# Start of Task data

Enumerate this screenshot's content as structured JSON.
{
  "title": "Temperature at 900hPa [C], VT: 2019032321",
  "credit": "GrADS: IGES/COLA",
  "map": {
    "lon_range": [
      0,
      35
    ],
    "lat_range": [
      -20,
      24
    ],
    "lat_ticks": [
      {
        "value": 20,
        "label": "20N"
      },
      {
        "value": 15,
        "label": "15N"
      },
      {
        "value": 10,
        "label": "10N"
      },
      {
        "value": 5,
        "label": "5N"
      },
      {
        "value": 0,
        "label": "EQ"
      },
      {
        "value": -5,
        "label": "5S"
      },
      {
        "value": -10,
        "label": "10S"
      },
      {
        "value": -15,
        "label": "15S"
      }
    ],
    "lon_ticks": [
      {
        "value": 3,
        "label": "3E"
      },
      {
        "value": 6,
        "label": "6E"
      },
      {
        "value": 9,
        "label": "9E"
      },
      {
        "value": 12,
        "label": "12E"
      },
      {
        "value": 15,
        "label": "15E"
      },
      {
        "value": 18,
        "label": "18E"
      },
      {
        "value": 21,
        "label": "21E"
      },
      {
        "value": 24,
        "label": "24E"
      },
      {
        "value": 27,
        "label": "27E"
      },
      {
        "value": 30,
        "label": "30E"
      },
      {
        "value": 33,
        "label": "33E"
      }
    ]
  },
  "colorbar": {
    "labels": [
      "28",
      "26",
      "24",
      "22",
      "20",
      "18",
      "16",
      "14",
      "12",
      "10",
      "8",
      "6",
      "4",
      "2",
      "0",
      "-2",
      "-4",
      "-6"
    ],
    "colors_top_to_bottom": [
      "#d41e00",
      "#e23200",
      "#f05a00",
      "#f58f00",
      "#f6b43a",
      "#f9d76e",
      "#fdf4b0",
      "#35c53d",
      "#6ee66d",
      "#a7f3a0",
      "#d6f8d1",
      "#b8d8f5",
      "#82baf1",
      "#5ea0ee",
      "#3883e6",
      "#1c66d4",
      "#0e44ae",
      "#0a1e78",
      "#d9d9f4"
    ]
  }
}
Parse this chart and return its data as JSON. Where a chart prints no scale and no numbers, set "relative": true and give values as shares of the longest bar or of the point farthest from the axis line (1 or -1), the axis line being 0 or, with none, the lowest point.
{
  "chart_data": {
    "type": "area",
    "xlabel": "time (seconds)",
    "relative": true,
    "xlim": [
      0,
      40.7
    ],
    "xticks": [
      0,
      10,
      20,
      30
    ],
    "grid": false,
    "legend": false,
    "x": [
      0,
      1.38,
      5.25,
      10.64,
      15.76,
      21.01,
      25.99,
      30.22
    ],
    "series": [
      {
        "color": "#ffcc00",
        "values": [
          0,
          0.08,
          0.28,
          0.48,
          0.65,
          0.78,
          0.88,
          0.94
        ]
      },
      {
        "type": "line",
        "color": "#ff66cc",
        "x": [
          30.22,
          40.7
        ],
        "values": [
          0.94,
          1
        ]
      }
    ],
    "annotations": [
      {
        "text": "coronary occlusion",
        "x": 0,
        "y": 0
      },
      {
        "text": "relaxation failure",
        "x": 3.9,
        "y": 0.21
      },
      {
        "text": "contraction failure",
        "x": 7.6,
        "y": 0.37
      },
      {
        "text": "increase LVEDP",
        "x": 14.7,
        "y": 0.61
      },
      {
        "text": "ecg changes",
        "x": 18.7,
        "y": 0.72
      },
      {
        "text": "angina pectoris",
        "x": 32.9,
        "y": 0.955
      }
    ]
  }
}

# End of Task data

Stated exercise: Output the records exactly, including every line.

Exercise output:
Enumerate this screenshot's content as structured JSON.
{
  "title": "Temperature at 900hPa [C], VT: 2019032321",
  "credit": "GrADS: IGES/COLA",
  "map": {
    "lon_range": [
      0,
      35
    ],
    "lat_range": [
      -20,
      24
    ],
    "lat_ticks": [
      {
        "value": 20,
        "label": "20N"
      },
      {
        "value": 15,
        "label": "15N"
      },
      {
        "value": 10,
        "label": "10N"
      },
      {
        "value": 5,
        "label": "5N"
      },
      {
        "value": 0,
        "label": "EQ"
      },
      {
        "value": -5,
        "label": "5S"
      },
      {
        "value": -10,
        "label": "10S"
      },
      {
        "value": -15,
        "label": "15S"
      }
    ],
    "lon_ticks": [
      {
        "value": 3,
        "label": "3E"
      },
      {
        "value": 6,
        "label": "6E"
      },
      {
        "value": 9,
        "label": "9E"
      },
      {
        "value": 12,
        "label": "12E"
      },
      {
        "value": 15,
        "label": "15E"
      },
      {
        "value": 18,
        "label": "18E"
      },
      {
        "value": 21,
        "label": "21E"
      },
      {
        "value": 24,
        "label": "24E"
      },
      {
        "value": 27,
        "label": "27E"
      },
      {
        "value": 30,
        "label": "30E"
      },
      {
        "value": 33,
        "label": "33E"
      }
    ]
  },
  "colorbar": {
    "labels": [
      "28",
      "26",
      "24",
      "22",
      "20",
      "18",
      "16",
      "14",
      "12",
      "10",
      "8",
      "6",
      "4",
      "2",
      "0",
      "-2",
      "-4",
      "-6"
    ],
    "colors_top_to_bottom": [
      "#d41e00",
      "#e23200",
      "#f05a00",
      "#f58f00",
      "#f6b43a",
      "#f9d76e",
      "#fdf4b0",
      "#35c53d",
      "#6ee66d",
      "#a7f3a0",
      "#d6f8d1",
      "#b8d8f5",
      "#82baf1",
      "#5ea0ee",
      "#3883e6",
      "#1c66d4",
      "#0e44ae",
      "#0a1e78",
      "#d9d9f4"
    ]
  }
}
Parse this chart and return its data as JSON. Where a chart prints no scale and no numbers, set "relative": true and give values as shares of the longest bar or of the point farthest from the axis line (1 or -1), the axis line being 0 or, with none, the lowest point.
{
  "chart_data": {
    "type": "area",
    "xlabel": "time (seconds)",
    "relative": true,
    "xlim": [
      0,
      40.7
    ],
    "xticks": [
      0,
      10,
      20,
      30
    ],
    "grid": false,
    "legend": false,
    "x": [
      0,
      1.38,
      5.25,
      10.64,
      15.76,
      21.01,
      25.99,
      30.22
    ],
    "series": [
      {
        "color": "#ffcc00",
        "values": [
          0,
          0.08,
          0.28,
          0.48,
          0.65,
          0.78,
          0.88,
          0.94
        ]
      },
      {
        "type": "line",
        "color": "#ff66cc",
        "x": [
          30.22,
          40.7
        ],
        "values": [
          0.94,
          1
        ]
      }
    ],
    "annotations": [
      {
        "text": "coronary occlusion",
        "x": 0,
        "y": 0
      },
      {
        "text": "relaxation failure",
        "x": 3.9,
        "y": 0.21
      },
      {
        "text": "contraction failure",
        "x": 7.6,
        "y": 0.37
      },
      {
        "text": "increase LVEDP",
        "x": 14.7,
        "y": 0.61
      },
      {
        "text": "ecg changes",
        "x": 18.7,
        "y": 0.72
      },
      {
        "text": "angina pectoris",
        "x": 32.9,
        "y": 0.955
      }
    ]
  }
}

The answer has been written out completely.